> _What you need to do_: Copy the records below word for word, leaving out the pictures.

> _The input_:

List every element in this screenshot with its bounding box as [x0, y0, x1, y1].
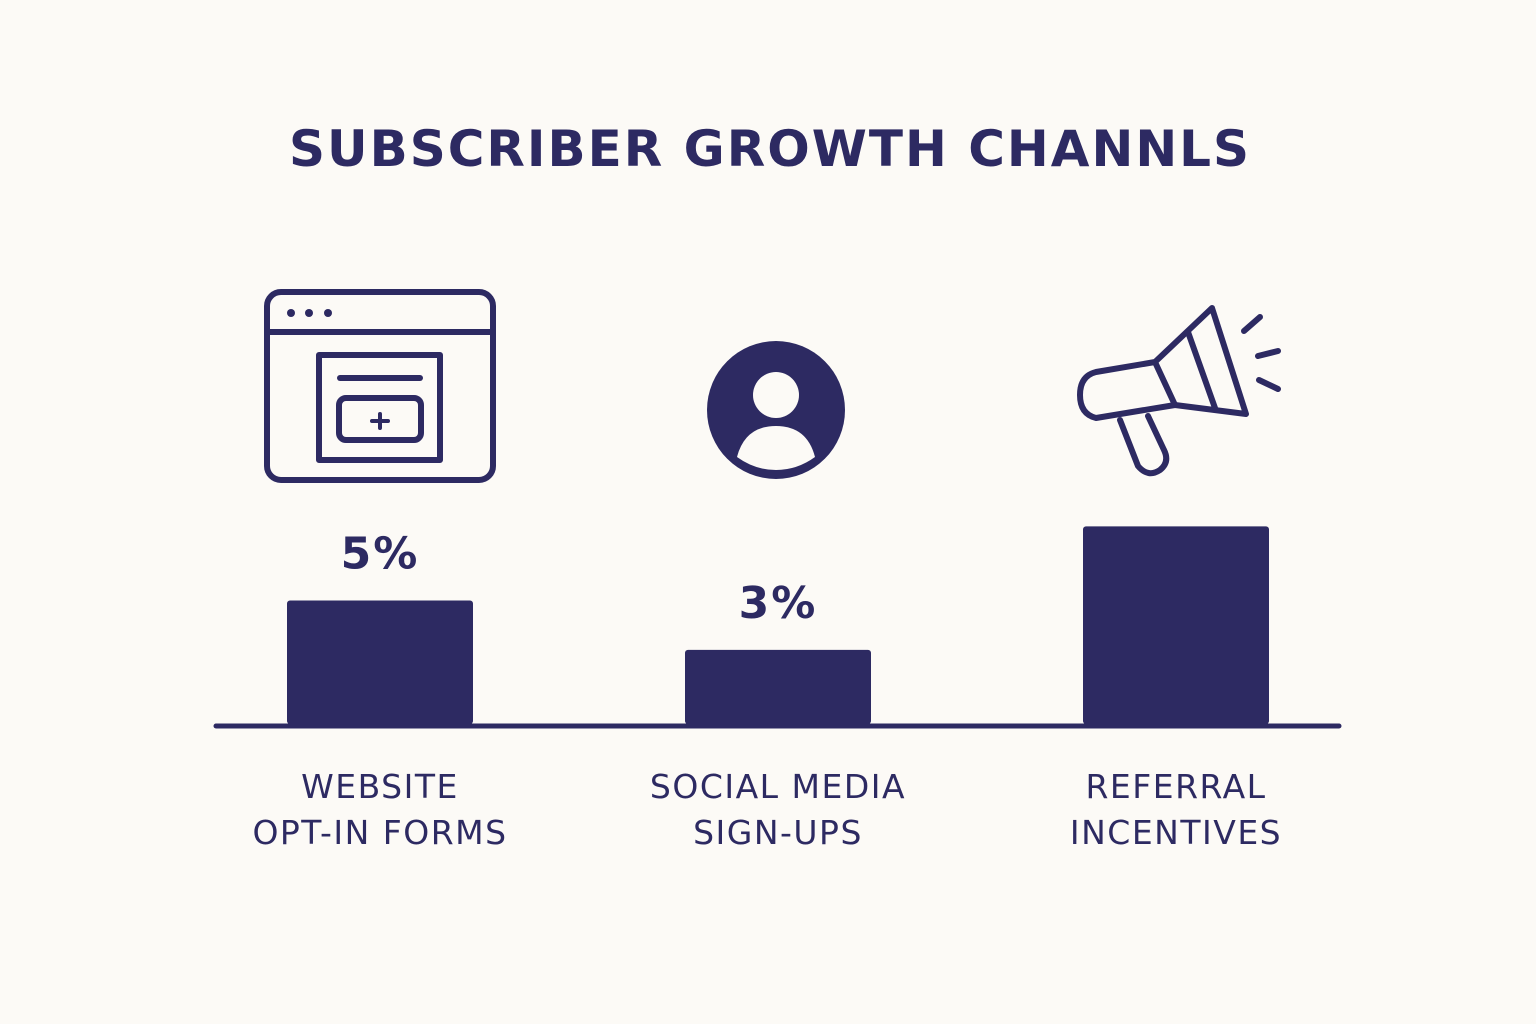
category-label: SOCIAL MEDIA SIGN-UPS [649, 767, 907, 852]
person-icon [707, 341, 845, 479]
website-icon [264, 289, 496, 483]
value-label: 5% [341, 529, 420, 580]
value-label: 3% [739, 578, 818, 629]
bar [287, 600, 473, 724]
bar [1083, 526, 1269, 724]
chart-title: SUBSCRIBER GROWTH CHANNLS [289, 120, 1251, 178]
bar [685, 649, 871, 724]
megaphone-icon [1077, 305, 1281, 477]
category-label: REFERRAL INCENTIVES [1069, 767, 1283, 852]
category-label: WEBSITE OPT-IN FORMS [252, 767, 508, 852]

> _Solved exercise_:
List every element in this screenshot with its bounding box as [x0, y0, x1, y1].
category-label: SOCIAL MEDIA SIGN-UPS [649, 767, 907, 852]
person-icon [707, 341, 845, 479]
website-icon [264, 289, 496, 483]
value-label: 5% [341, 529, 420, 580]
value-label: 3% [739, 578, 818, 629]
bar [287, 600, 473, 724]
bar [1083, 526, 1269, 724]
chart-title: SUBSCRIBER GROWTH CHANNLS [289, 120, 1251, 178]
bar [685, 649, 871, 724]
megaphone-icon [1077, 305, 1281, 477]
category-label: REFERRAL INCENTIVES [1069, 767, 1283, 852]
category-label: WEBSITE OPT-IN FORMS [252, 767, 508, 852]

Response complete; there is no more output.